__SHORT PROBLEM__:
Isolate every line in the data with the string "screenshot" and copy it.

>> start INPUT ROWS

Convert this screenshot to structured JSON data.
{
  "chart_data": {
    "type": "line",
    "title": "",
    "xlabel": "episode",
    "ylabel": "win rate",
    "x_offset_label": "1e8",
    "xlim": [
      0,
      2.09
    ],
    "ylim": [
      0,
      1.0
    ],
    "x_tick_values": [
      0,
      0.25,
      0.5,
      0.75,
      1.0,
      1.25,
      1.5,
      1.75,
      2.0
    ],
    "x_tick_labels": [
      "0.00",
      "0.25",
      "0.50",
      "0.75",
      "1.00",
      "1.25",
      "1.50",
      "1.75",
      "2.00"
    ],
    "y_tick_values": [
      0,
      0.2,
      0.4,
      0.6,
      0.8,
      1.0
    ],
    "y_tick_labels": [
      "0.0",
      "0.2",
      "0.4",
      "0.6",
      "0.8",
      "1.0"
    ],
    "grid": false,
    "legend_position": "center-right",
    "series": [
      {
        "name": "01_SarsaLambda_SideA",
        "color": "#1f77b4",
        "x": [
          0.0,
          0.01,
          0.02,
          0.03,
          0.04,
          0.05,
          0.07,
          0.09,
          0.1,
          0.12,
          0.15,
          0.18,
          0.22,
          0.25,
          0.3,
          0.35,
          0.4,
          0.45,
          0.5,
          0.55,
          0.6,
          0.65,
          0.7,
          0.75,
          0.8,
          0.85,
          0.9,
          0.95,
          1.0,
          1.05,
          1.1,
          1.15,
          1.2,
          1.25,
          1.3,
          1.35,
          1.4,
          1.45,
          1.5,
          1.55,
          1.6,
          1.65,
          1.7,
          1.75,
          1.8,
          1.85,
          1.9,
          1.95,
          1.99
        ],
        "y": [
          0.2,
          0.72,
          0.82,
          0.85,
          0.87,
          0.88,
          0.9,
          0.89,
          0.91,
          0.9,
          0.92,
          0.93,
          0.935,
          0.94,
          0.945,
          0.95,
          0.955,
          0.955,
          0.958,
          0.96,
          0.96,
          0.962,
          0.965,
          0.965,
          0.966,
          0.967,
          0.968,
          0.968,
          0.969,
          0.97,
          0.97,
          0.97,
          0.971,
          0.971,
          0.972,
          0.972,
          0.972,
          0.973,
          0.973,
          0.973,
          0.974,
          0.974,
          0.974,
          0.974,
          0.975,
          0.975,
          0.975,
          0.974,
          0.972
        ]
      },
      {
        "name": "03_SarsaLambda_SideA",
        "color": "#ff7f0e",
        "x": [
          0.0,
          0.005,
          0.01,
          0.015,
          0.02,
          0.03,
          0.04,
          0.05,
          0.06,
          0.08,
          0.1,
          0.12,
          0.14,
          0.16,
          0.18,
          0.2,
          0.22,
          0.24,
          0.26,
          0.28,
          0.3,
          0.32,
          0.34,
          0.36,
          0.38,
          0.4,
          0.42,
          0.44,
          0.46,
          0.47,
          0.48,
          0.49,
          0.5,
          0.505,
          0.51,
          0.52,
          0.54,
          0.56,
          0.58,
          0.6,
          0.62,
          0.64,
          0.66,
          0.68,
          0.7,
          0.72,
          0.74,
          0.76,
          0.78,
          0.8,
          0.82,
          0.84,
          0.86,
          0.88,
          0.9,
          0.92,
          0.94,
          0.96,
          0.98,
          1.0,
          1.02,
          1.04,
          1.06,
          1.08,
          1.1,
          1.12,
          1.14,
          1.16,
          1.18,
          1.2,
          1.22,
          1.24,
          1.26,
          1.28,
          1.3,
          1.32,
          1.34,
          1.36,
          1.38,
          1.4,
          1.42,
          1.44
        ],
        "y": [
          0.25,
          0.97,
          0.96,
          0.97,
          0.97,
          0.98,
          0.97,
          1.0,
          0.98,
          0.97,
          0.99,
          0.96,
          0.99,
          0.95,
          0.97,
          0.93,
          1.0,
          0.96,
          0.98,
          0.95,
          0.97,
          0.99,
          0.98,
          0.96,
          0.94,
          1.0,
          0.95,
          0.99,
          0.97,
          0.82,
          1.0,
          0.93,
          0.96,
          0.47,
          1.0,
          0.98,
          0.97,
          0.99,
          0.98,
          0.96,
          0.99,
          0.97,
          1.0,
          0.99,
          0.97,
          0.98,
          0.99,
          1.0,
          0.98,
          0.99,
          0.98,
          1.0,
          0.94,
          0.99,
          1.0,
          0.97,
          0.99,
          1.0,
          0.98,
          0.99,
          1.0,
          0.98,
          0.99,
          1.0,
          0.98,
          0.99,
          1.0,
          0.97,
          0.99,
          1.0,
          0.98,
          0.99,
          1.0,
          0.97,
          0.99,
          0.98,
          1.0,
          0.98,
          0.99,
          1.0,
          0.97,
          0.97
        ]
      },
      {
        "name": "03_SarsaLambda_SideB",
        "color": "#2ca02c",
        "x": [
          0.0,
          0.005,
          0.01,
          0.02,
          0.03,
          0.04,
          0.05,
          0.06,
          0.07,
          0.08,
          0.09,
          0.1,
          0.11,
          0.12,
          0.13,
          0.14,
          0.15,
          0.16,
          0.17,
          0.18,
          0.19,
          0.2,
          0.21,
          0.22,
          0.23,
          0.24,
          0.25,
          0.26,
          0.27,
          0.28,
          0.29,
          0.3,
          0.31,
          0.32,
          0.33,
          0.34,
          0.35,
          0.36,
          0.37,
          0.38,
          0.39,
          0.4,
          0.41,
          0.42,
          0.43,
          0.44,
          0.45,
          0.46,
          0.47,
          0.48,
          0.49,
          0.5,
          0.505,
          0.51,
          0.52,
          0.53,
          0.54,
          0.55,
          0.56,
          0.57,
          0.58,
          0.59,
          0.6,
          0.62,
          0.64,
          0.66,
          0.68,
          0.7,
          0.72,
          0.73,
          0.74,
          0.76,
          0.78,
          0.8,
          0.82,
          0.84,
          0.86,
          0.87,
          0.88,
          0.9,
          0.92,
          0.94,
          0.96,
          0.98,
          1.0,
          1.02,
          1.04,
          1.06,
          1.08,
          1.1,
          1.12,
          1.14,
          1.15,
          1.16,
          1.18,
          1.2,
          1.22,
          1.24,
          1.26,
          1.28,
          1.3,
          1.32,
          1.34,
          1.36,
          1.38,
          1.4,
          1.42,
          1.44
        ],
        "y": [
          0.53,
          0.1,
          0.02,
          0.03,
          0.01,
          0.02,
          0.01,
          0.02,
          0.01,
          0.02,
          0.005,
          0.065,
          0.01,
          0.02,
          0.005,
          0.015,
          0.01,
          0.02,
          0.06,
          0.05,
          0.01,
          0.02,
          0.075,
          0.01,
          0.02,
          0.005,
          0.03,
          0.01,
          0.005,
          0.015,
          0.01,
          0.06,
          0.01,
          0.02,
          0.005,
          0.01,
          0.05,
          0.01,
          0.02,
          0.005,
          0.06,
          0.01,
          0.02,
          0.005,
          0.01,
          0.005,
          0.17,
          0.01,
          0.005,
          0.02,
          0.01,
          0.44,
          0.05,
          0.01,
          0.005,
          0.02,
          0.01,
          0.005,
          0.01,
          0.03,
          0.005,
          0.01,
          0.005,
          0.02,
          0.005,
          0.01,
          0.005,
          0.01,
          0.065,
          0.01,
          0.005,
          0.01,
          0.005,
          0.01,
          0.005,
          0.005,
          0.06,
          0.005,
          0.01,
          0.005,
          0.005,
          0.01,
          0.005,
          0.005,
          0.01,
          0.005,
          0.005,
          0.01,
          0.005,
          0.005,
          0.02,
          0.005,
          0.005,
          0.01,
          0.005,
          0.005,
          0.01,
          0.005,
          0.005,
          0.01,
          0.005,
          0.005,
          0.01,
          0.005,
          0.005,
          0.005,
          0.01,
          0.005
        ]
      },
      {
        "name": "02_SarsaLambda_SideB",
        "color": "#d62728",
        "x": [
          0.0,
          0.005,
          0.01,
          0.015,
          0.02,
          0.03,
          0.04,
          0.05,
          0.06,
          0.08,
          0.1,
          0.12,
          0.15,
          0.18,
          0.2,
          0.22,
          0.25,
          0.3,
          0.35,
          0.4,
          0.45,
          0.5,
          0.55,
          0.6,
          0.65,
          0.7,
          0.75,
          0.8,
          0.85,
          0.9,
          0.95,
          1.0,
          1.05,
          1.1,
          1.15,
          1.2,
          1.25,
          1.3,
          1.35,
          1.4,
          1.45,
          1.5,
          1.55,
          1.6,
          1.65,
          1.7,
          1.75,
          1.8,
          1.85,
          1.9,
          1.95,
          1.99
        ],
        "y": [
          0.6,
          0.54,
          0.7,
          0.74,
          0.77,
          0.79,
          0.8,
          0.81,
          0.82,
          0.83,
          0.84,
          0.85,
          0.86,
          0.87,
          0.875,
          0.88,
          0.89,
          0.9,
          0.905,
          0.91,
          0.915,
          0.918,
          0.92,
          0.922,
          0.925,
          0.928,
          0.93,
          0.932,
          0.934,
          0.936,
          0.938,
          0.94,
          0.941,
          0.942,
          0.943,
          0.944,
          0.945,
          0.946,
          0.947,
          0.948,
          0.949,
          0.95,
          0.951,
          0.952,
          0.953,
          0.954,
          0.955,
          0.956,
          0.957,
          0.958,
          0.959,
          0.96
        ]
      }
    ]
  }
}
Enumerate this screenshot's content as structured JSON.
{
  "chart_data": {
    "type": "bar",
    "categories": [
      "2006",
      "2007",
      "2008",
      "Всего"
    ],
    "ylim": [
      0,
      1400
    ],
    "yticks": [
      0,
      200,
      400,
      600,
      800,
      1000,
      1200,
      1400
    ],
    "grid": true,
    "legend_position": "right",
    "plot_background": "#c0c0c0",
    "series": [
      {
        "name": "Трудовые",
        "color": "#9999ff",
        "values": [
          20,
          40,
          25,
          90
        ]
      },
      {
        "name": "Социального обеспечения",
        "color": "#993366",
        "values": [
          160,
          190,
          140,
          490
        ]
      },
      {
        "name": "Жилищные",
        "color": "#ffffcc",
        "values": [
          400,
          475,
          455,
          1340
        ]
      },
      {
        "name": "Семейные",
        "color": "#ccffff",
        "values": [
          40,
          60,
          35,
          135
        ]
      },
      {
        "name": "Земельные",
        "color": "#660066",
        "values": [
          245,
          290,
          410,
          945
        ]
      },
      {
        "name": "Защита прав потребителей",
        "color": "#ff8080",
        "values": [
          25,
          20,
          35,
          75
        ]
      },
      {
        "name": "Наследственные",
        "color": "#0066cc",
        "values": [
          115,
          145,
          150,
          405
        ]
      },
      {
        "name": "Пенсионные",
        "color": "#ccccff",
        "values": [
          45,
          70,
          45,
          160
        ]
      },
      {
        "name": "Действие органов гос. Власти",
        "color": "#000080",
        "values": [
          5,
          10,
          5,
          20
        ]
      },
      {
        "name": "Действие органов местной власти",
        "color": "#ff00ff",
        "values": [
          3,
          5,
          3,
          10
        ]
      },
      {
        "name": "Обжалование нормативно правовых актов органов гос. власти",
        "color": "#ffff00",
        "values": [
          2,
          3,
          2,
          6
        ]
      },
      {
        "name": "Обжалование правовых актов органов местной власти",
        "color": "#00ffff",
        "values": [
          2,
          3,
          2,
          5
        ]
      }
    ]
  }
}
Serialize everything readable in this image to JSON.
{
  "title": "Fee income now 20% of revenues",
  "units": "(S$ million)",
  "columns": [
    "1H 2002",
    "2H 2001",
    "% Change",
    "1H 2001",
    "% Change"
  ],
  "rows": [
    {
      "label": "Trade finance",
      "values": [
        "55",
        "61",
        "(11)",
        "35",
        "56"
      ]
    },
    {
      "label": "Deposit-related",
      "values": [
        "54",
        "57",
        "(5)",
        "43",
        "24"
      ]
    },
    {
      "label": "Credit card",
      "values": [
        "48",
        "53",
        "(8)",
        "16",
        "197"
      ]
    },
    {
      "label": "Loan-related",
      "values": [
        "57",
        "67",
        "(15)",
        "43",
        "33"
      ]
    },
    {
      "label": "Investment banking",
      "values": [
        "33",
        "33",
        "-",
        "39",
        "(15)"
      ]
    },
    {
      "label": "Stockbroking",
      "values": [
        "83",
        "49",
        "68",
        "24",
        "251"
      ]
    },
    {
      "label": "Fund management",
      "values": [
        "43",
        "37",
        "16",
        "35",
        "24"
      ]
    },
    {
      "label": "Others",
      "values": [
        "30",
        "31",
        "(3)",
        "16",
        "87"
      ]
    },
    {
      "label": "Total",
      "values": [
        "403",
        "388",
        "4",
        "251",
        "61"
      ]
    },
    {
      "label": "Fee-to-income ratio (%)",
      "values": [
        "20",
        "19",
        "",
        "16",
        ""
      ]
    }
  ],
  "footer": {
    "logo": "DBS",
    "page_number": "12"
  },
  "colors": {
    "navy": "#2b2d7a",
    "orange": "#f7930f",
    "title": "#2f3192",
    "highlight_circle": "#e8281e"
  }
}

>> end INPUT ROWS

__WORKED ANSWER__:
Convert this screenshot to structured JSON data.
Enumerate this screenshot's content as structured JSON.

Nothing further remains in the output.